• **PROMPT**
Every line that holds the string "JSON" is to be identified and copied.

┌────────

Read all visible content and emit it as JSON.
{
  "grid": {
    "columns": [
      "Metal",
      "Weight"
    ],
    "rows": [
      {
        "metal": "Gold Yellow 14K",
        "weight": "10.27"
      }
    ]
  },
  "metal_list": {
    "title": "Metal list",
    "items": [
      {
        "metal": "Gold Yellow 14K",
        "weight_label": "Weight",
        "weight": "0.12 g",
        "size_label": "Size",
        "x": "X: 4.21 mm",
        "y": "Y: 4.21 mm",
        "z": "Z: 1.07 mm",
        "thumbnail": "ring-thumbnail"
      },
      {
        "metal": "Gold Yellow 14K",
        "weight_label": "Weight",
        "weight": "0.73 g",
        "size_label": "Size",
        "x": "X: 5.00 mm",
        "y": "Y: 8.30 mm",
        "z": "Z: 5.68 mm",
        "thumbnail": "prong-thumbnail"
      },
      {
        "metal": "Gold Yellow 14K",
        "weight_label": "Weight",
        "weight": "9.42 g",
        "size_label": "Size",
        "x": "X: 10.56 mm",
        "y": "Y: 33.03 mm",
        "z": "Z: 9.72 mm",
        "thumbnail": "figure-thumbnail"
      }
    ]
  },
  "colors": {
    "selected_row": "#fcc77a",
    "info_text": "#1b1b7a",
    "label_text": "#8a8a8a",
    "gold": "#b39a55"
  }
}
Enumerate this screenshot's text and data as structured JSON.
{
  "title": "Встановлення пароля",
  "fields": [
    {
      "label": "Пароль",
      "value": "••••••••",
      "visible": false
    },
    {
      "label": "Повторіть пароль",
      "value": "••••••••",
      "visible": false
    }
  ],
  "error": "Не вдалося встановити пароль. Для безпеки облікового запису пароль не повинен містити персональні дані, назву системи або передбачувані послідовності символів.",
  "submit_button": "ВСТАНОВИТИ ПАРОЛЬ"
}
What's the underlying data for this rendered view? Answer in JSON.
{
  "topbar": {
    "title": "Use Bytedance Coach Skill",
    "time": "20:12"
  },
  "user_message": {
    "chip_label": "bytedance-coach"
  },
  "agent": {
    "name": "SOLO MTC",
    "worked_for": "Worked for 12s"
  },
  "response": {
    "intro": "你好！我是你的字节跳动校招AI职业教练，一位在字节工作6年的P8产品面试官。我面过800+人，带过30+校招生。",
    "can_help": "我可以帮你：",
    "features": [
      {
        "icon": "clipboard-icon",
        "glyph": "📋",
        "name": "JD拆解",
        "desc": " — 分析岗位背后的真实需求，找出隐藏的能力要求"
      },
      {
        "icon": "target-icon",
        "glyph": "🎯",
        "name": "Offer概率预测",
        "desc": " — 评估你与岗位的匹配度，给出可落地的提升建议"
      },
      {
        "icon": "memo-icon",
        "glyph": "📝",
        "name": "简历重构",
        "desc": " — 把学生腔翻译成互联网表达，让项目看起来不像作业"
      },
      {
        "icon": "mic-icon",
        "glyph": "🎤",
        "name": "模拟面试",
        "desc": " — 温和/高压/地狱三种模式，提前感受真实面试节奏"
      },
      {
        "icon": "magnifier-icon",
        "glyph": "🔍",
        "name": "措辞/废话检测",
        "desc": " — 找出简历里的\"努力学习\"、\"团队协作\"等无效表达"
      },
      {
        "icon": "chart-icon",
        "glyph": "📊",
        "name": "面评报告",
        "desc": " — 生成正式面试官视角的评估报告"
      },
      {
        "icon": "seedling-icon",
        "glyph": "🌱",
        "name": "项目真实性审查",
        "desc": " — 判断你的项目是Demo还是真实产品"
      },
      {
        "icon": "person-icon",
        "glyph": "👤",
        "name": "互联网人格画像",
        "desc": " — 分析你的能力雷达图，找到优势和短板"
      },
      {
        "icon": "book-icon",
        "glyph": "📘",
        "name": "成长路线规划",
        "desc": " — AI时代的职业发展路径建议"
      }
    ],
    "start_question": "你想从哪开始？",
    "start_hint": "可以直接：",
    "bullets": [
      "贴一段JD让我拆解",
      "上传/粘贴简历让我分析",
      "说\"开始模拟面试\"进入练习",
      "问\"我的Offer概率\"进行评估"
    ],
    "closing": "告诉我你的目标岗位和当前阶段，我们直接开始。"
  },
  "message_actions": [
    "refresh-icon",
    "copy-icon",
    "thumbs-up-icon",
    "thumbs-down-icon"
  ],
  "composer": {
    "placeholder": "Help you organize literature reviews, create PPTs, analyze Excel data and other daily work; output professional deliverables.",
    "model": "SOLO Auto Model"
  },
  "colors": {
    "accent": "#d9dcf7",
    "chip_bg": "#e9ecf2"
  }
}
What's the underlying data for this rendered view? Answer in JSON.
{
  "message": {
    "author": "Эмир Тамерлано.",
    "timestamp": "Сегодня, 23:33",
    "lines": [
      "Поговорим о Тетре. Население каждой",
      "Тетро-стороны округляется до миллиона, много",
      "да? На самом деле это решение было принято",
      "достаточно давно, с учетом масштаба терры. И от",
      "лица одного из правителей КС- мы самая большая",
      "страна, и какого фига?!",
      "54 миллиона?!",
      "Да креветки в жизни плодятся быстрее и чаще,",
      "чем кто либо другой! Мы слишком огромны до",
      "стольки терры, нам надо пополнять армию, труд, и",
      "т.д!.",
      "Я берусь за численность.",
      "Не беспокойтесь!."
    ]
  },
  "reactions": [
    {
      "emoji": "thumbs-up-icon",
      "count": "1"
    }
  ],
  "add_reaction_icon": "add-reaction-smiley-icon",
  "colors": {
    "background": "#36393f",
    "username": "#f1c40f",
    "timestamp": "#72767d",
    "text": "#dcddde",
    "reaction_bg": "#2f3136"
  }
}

└────────

• **WRITTEN ANSWER**
Read all visible content and emit it as JSON.
Enumerate this screenshot's text and data as structured JSON.
What's the underlying data for this rendered view? Answer in JSON.
What's the underlying data for this rendered view? Answer in JSON.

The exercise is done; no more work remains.